**MATERIAL SUPPLIED:**
■ ■ ■

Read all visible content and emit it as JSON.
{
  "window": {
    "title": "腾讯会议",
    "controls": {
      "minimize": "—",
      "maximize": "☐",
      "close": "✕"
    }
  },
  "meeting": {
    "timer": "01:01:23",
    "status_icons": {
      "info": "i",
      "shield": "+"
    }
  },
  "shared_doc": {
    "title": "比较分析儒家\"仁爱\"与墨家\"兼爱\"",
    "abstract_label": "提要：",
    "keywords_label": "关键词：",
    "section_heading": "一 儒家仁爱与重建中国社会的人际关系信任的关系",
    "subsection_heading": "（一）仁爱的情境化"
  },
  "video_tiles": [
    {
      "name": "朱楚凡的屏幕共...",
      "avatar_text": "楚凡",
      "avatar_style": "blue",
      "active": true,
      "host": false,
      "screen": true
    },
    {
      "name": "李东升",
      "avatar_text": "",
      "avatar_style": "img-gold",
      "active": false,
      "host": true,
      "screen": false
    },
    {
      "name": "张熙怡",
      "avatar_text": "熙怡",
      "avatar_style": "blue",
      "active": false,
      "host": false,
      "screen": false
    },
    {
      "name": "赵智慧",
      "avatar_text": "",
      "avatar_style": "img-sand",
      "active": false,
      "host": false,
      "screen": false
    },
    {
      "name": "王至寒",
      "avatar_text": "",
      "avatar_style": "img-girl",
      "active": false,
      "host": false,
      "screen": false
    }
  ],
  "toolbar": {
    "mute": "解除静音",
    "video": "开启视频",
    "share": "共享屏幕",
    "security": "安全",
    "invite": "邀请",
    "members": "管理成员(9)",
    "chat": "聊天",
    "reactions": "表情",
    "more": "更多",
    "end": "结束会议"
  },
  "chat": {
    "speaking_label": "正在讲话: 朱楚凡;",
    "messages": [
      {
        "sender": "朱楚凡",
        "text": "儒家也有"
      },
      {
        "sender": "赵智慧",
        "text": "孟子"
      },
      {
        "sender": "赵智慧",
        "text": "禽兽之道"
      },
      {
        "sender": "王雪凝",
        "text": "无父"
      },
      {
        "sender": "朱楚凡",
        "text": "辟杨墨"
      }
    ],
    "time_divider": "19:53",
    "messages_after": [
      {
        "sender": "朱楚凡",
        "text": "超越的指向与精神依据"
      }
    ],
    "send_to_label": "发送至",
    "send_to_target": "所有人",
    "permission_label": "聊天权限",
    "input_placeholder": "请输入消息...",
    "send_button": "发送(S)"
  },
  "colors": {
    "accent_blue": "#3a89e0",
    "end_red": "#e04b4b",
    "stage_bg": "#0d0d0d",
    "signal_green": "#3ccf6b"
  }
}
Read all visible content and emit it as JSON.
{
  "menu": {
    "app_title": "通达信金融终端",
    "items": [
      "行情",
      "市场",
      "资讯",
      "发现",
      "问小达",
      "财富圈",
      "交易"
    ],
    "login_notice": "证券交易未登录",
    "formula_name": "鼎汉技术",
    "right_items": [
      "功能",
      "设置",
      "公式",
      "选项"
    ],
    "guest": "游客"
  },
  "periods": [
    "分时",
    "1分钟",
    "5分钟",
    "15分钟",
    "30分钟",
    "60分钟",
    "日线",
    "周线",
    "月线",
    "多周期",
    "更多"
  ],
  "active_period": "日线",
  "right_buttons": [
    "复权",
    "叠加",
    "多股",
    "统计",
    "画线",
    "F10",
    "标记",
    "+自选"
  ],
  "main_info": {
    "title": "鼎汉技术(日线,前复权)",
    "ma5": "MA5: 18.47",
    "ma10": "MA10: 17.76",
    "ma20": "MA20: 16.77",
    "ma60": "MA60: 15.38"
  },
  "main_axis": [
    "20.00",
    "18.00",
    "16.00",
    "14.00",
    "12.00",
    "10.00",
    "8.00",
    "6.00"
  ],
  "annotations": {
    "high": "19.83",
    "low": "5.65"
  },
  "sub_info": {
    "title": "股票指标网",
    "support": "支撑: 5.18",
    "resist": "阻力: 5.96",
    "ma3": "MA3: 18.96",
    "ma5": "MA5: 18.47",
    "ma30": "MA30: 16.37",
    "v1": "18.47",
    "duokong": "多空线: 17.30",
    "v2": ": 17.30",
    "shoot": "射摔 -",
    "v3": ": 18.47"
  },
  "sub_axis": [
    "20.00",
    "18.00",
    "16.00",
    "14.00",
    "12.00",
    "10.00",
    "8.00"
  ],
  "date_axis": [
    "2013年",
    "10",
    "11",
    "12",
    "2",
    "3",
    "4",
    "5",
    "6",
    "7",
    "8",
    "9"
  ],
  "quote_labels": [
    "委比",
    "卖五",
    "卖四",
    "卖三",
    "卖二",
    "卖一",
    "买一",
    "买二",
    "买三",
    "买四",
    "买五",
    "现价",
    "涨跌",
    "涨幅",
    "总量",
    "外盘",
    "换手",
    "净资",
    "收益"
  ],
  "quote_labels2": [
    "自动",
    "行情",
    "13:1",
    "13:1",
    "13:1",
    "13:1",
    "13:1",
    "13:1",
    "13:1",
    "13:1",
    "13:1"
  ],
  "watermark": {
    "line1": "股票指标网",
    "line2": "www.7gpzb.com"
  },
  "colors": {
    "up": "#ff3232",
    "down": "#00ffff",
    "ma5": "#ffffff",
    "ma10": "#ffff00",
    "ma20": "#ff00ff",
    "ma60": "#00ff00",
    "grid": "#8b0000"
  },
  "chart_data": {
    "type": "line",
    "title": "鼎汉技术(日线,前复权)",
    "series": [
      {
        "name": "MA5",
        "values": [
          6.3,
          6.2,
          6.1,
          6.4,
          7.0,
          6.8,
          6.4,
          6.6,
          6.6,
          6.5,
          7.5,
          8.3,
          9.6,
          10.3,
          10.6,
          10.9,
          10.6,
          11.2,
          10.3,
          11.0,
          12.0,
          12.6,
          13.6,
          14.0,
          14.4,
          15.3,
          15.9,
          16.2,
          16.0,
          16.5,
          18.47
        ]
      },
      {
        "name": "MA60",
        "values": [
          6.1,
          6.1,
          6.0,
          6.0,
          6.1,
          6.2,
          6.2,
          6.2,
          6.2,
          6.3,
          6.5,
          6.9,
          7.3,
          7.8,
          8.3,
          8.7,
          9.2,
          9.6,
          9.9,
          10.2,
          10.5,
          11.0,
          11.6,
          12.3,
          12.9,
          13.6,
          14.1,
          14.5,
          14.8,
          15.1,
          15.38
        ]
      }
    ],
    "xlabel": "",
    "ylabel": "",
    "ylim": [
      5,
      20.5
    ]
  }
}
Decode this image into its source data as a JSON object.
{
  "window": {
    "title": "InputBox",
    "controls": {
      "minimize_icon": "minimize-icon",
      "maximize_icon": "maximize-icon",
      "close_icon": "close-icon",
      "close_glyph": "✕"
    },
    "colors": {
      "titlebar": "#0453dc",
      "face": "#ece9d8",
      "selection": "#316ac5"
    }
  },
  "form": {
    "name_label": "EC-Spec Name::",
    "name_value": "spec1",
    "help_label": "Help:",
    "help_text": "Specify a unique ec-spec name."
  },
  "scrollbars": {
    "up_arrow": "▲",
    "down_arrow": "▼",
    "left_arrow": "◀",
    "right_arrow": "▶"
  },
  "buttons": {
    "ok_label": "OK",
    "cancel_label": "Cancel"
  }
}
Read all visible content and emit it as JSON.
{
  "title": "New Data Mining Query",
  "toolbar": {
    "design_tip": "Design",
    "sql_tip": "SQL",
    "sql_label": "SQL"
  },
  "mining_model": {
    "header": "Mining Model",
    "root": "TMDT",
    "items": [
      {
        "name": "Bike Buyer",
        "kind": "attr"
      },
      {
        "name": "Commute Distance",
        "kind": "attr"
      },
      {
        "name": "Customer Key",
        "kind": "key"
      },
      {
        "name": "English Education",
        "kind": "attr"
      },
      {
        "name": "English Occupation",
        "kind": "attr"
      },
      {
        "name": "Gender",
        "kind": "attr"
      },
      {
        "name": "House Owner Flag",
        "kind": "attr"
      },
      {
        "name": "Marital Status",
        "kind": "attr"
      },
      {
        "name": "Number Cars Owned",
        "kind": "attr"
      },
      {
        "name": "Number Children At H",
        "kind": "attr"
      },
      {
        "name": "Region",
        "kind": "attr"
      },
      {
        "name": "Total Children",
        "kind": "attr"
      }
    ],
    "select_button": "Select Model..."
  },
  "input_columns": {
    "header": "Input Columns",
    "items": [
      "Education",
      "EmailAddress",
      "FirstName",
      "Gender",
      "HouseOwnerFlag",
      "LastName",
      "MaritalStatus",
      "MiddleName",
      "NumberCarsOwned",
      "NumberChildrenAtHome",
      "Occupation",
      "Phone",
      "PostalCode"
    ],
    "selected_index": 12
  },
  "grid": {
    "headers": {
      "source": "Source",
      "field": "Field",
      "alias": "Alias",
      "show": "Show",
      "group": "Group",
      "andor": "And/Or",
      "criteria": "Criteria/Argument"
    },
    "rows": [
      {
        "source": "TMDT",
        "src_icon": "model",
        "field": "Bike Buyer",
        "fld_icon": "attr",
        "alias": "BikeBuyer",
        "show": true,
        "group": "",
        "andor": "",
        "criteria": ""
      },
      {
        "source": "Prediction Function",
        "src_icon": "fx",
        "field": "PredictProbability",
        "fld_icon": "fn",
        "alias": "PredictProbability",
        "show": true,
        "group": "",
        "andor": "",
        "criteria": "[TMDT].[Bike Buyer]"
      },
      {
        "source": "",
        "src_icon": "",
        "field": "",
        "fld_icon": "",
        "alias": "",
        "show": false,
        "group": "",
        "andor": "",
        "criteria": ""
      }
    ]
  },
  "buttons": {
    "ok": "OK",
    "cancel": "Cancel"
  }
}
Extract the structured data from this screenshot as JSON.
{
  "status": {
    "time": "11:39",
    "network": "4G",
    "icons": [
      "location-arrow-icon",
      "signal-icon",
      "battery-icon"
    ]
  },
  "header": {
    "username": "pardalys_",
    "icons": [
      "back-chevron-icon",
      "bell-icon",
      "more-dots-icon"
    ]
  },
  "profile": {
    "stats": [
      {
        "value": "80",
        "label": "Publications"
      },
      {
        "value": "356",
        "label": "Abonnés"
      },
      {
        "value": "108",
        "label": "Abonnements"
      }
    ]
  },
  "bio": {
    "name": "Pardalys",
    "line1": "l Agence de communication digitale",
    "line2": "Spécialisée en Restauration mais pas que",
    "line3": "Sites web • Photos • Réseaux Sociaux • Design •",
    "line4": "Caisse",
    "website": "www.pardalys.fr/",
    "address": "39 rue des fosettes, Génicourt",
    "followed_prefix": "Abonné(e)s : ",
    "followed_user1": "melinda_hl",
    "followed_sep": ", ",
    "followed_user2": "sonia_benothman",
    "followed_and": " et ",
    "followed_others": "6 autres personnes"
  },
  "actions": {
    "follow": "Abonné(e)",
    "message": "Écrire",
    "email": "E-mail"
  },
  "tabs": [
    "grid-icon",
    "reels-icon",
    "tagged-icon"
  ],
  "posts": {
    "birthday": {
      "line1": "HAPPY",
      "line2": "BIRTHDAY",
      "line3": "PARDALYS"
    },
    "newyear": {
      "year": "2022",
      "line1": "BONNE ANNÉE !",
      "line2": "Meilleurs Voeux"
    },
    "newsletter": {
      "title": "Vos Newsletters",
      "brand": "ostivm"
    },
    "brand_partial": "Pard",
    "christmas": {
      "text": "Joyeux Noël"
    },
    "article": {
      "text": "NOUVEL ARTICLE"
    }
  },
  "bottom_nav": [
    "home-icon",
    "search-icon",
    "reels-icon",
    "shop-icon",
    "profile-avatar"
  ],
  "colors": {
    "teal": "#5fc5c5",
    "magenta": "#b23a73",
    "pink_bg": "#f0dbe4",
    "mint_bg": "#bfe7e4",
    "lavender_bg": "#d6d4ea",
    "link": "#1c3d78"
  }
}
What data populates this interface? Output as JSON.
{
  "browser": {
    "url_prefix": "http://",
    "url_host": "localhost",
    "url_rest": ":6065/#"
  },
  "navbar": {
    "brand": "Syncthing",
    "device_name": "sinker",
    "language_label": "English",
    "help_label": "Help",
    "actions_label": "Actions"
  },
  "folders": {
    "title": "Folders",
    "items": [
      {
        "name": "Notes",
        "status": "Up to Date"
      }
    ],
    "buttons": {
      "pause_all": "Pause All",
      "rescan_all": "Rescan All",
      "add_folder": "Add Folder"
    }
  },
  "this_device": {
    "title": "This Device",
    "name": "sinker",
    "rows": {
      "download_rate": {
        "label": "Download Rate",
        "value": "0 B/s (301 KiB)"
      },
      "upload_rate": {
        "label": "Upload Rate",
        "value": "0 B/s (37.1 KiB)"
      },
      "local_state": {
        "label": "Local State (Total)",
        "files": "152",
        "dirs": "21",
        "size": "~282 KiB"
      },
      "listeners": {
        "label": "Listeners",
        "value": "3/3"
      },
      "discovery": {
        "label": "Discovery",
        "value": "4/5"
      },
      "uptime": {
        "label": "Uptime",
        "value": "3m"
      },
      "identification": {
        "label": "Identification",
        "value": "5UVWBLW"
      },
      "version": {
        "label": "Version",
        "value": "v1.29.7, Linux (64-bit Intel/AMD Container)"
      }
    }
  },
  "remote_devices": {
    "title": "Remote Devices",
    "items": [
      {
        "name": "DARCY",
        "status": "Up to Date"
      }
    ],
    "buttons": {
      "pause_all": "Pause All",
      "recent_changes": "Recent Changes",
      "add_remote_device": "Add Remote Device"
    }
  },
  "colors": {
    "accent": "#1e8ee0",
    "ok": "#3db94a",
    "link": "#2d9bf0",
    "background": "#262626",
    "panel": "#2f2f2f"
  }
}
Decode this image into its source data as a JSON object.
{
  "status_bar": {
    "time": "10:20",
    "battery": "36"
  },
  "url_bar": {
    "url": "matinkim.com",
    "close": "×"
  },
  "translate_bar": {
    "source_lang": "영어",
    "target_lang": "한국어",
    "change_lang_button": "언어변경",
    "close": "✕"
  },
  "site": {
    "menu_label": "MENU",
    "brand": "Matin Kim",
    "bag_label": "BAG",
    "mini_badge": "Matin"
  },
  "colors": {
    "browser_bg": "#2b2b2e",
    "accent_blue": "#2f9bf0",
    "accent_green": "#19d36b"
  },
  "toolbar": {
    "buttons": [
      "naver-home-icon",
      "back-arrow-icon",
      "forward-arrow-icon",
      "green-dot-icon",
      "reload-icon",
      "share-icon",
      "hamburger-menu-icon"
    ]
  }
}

■ ■ ■

**PROBLEM TO WORK ON:** Copy every line that includes the string "Occupation" from the material above.

**EXERCISE OUTPUT:**
        "name": "English Occupation",
      "Occupation",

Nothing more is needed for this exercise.